_TASK DETAILS:_ Please write out the material below exactly as given.

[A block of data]
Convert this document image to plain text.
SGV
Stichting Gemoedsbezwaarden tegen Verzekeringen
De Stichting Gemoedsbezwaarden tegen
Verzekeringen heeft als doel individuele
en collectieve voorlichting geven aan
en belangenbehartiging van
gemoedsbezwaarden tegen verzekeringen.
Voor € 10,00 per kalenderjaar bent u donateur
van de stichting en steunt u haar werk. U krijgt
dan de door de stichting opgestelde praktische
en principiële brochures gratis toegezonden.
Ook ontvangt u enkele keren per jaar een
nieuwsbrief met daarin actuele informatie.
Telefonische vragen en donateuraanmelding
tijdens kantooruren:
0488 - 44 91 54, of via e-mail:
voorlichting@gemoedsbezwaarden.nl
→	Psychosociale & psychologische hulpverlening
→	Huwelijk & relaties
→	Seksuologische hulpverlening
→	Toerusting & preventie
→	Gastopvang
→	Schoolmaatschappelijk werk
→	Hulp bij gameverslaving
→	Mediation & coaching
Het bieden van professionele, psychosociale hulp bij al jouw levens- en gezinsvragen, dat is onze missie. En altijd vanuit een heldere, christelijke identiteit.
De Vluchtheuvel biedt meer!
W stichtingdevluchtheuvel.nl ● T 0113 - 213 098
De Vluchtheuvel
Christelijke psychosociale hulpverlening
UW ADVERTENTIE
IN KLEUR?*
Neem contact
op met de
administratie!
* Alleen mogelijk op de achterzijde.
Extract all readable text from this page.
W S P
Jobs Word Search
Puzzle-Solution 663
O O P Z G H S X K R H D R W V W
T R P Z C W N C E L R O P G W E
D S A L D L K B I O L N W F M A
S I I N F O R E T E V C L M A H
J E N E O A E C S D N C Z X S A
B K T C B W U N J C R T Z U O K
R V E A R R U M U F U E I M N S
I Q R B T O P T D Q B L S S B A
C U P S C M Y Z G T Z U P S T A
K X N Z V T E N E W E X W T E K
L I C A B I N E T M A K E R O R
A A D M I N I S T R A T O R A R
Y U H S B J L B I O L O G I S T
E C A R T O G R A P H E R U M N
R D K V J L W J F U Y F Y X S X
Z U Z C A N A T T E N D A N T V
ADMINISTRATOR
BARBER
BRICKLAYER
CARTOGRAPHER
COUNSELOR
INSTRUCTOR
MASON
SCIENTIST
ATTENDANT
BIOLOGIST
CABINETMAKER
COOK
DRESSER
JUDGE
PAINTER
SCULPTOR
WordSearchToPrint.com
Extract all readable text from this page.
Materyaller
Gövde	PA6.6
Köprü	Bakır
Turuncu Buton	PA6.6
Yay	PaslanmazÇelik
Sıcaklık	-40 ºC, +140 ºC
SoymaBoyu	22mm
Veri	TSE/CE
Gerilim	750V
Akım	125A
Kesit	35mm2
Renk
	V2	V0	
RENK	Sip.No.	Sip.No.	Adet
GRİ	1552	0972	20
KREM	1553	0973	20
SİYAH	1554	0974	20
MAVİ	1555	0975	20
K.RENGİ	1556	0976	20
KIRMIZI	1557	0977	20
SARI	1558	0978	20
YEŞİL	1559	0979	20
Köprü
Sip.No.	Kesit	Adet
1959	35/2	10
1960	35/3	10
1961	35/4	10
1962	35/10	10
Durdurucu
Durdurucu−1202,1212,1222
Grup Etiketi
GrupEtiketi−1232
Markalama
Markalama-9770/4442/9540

_OUTPUT:_
Convert this document image to plain text.
SGV
Stichting Gemoedsbezwaarden tegen Verzekeringen
De Stichting Gemoedsbezwaarden tegen
Verzekeringen heeft als doel individuele
en collectieve voorlichting geven aan
en belangenbehartiging van
gemoedsbezwaarden tegen verzekeringen.
Voor € 10,00 per kalenderjaar bent u donateur
van de stichting en steunt u haar werk. U krijgt
dan de door de stichting opgestelde praktische
en principiële brochures gratis toegezonden.
Ook ontvangt u enkele keren per jaar een
nieuwsbrief met daarin actuele informatie.
Telefonische vragen en donateuraanmelding
tijdens kantooruren:
0488 - 44 91 54, of via e-mail:
voorlichting@gemoedsbezwaarden.nl
→	Psychosociale & psychologische hulpverlening
→	Huwelijk & relaties
→	Seksuologische hulpverlening
→	Toerusting & preventie
→	Gastopvang
→	Schoolmaatschappelijk werk
→	Hulp bij gameverslaving
→	Mediation & coaching
Het bieden van professionele, psychosociale hulp bij al jouw levens- en gezinsvragen, dat is onze missie. En altijd vanuit een heldere, christelijke identiteit.
De Vluchtheuvel biedt meer!
W stichtingdevluchtheuvel.nl ● T 0113 - 213 098
De Vluchtheuvel
Christelijke psychosociale hulpverlening
UW ADVERTENTIE
IN KLEUR?*
Neem contact
op met de
administratie!
* Alleen mogelijk op de achterzijde.
Extract all readable text from this page.
W S P
Jobs Word Search
Puzzle-Solution 663
O O P Z G H S X K R H D R W V W
T R P Z C W N C E L R O P G W E
D S A L D L K B I O L N W F M A
S I I N F O R E T E V C L M A H
J E N E O A E C S D N C Z X S A
B K T C B W U N J C R T Z U O K
R V E A R R U M U F U E I M N S
I Q R B T O P T D Q B L S S B A
C U P S C M Y Z G T Z U P S T A
K X N Z V T E N E W E X W T E K
L I C A B I N E T M A K E R O R
A A D M I N I S T R A T O R A R
Y U H S B J L B I O L O G I S T
E C A R T O G R A P H E R U M N
R D K V J L W J F U Y F Y X S X
Z U Z C A N A T T E N D A N T V
ADMINISTRATOR
BARBER
BRICKLAYER
CARTOGRAPHER
COUNSELOR
INSTRUCTOR
MASON
SCIENTIST
ATTENDANT
BIOLOGIST
CABINETMAKER
COOK
DRESSER
JUDGE
PAINTER
SCULPTOR
WordSearchToPrint.com
Extract all readable text from this page.
Materyaller
Gövde	PA6.6
Köprü	Bakır
Turuncu Buton	PA6.6
Yay	PaslanmazÇelik
Sıcaklık	-40 ºC, +140 ºC
SoymaBoyu	22mm
Veri	TSE/CE
Gerilim	750V
Akım	125A
Kesit	35mm2
Renk
	V2	V0	
RENK	Sip.No.	Sip.No.	Adet
GRİ	1552	0972	20
KREM	1553	0973	20
SİYAH	1554	0974	20
MAVİ	1555	0975	20
K.RENGİ	1556	0976	20
KIRMIZI	1557	0977	20
SARI	1558	0978	20
YEŞİL	1559	0979	20
Köprü
Sip.No.	Kesit	Adet
1959	35/2	10
1960	35/3	10
1961	35/4	10
1962	35/10	10
Durdurucu
Durdurucu−1202,1212,1222
Grup Etiketi
GrupEtiketi−1232
Markalama
Markalama-9770/4442/9540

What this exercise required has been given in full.